**TASK TO CARRY OUT**
Every entry should be repeated exactly. Omit the pictures.

**SOURCE RECORDS**

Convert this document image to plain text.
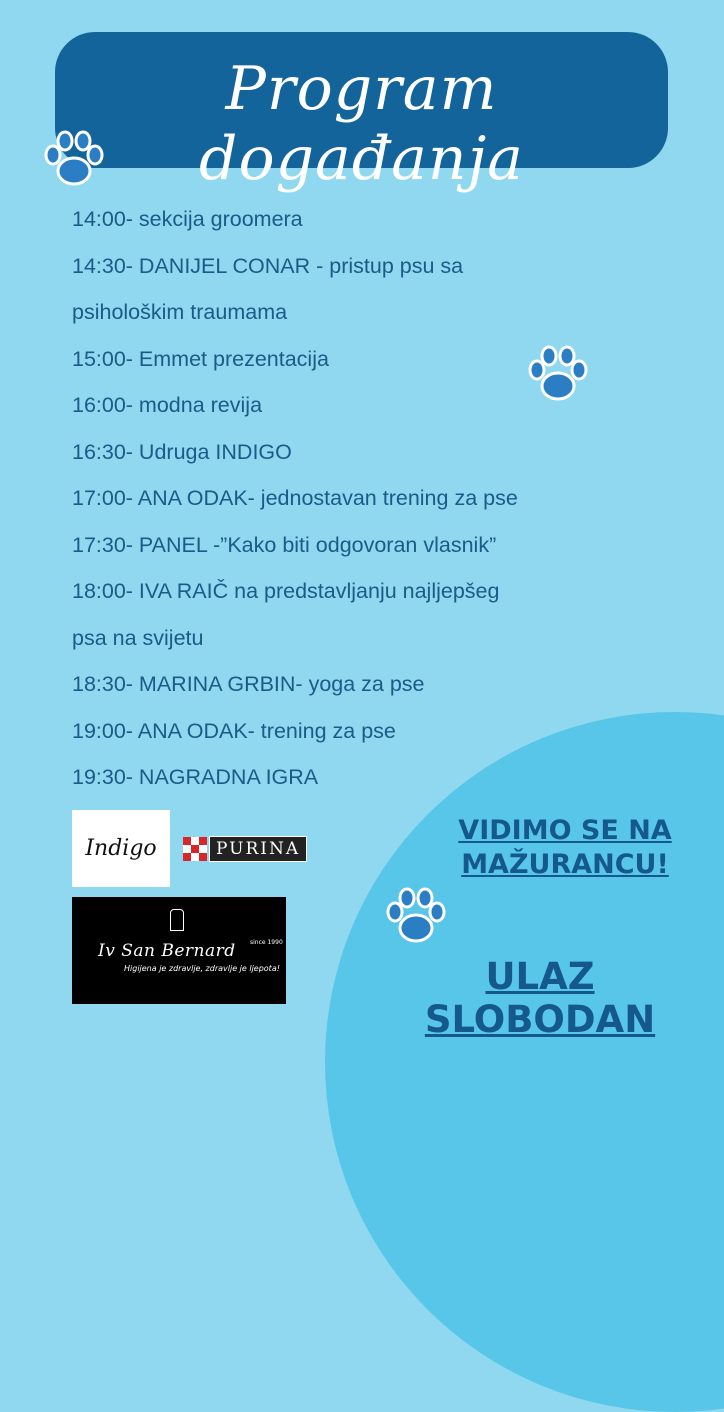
Program događanja
14:00- sekcija groomera
14:30- DANIJEL CONAR - pristup psu sa
psihološkim traumama
15:00- Emmet prezentacija
16:00- modna revija
16:30- Udruga INDIGO
17:00- ANA ODAK- jednostavan trening za pse
17:30- PANEL -”Kako biti odgovoran vlasnik”
18:00- IVA RAIČ na predstavljanju najljepšeg
psa na svijetu
18:30- MARINA GRBIN- yoga za pse
19:00- ANA ODAK- trening za pse
19:30- NAGRADNA IGRA
Indigo	PURINA
since 1990
Iv San Bernard
Higijena je zdravlje, zdravlje je ljepota!
VIDIMO SE NA
MAŽURANCU!
ULAZ SLOBODAN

**PROBLEM SOLUTION**
Convert this document image to plain text.
Program događanja
14:00- sekcija groomera
14:30- DANIJEL CONAR - pristup psu sa
psihološkim traumama
15:00- Emmet prezentacija
16:00- modna revija
16:30- Udruga INDIGO
17:00- ANA ODAK- jednostavan trening za pse
17:30- PANEL -”Kako biti odgovoran vlasnik”
18:00- IVA RAIČ na predstavljanju najljepšeg
psa na svijetu
18:30- MARINA GRBIN- yoga za pse
19:00- ANA ODAK- trening za pse
19:30- NAGRADNA IGRA
Indigo	PURINA
since 1990
Iv San Bernard
Higijena je zdravlje, zdravlje je ljepota!
VIDIMO SE NA
MAŽURANCU!
ULAZ SLOBODAN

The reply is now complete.